[begin Input rows]

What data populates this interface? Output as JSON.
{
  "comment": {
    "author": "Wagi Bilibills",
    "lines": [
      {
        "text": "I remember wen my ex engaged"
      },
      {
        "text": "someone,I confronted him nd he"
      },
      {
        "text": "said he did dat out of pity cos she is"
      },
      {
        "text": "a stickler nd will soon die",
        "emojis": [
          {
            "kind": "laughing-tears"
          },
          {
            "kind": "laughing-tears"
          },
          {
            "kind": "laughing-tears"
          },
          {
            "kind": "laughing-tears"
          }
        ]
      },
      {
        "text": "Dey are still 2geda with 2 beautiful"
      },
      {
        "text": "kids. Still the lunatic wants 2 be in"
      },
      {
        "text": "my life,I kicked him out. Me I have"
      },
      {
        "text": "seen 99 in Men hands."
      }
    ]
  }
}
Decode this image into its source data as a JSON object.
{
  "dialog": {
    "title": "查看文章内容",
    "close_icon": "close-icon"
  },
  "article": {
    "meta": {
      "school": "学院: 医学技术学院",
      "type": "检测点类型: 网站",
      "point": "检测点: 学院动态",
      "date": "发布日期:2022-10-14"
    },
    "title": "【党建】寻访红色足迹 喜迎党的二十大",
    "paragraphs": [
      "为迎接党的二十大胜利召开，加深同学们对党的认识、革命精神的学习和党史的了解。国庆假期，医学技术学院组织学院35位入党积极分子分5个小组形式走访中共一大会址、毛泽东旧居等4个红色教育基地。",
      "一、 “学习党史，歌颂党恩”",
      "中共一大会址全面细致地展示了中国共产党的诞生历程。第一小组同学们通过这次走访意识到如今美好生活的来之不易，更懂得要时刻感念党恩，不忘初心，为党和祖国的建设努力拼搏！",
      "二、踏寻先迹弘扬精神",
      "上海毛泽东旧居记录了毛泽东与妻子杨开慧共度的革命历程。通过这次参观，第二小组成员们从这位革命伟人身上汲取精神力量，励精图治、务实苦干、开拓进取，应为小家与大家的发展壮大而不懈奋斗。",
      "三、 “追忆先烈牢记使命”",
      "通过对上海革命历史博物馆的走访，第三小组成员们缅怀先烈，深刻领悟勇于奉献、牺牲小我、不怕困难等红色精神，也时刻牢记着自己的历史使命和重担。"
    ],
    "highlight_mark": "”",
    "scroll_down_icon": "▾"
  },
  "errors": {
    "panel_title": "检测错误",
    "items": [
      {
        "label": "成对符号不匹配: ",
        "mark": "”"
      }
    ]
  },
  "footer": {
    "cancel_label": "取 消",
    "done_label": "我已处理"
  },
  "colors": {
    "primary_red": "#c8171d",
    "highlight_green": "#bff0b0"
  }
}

[end Input rows]

→ Required task: Restate the whole listing exactly.

→ Worked solution:
What data populates this interface? Output as JSON.
{
  "comment": {
    "author": "Wagi Bilibills",
    "lines": [
      {
        "text": "I remember wen my ex engaged"
      },
      {
        "text": "someone,I confronted him nd he"
      },
      {
        "text": "said he did dat out of pity cos she is"
      },
      {
        "text": "a stickler nd will soon die",
        "emojis": [
          {
            "kind": "laughing-tears"
          },
          {
            "kind": "laughing-tears"
          },
          {
            "kind": "laughing-tears"
          },
          {
            "kind": "laughing-tears"
          }
        ]
      },
      {
        "text": "Dey are still 2geda with 2 beautiful"
      },
      {
        "text": "kids. Still the lunatic wants 2 be in"
      },
      {
        "text": "my life,I kicked him out. Me I have"
      },
      {
        "text": "seen 99 in Men hands."
      }
    ]
  }
}
Decode this image into its source data as a JSON object.
{
  "dialog": {
    "title": "查看文章内容",
    "close_icon": "close-icon"
  },
  "article": {
    "meta": {
      "school": "学院: 医学技术学院",
      "type": "检测点类型: 网站",
      "point": "检测点: 学院动态",
      "date": "发布日期:2022-10-14"
    },
    "title": "【党建】寻访红色足迹 喜迎党的二十大",
    "paragraphs": [
      "为迎接党的二十大胜利召开，加深同学们对党的认识、革命精神的学习和党史的了解。国庆假期，医学技术学院组织学院35位入党积极分子分5个小组形式走访中共一大会址、毛泽东旧居等4个红色教育基地。",
      "一、 “学习党史，歌颂党恩”",
      "中共一大会址全面细致地展示了中国共产党的诞生历程。第一小组同学们通过这次走访意识到如今美好生活的来之不易，更懂得要时刻感念党恩，不忘初心，为党和祖国的建设努力拼搏！",
      "二、踏寻先迹弘扬精神",
      "上海毛泽东旧居记录了毛泽东与妻子杨开慧共度的革命历程。通过这次参观，第二小组成员们从这位革命伟人身上汲取精神力量，励精图治、务实苦干、开拓进取，应为小家与大家的发展壮大而不懈奋斗。",
      "三、 “追忆先烈牢记使命”",
      "通过对上海革命历史博物馆的走访，第三小组成员们缅怀先烈，深刻领悟勇于奉献、牺牲小我、不怕困难等红色精神，也时刻牢记着自己的历史使命和重担。"
    ],
    "highlight_mark": "”",
    "scroll_down_icon": "▾"
  },
  "errors": {
    "panel_title": "检测错误",
    "items": [
      {
        "label": "成对符号不匹配: ",
        "mark": "”"
      }
    ]
  },
  "footer": {
    "cancel_label": "取 消",
    "done_label": "我已处理"
  },
  "colors": {
    "primary_red": "#c8171d",
    "highlight_green": "#bff0b0"
  }
}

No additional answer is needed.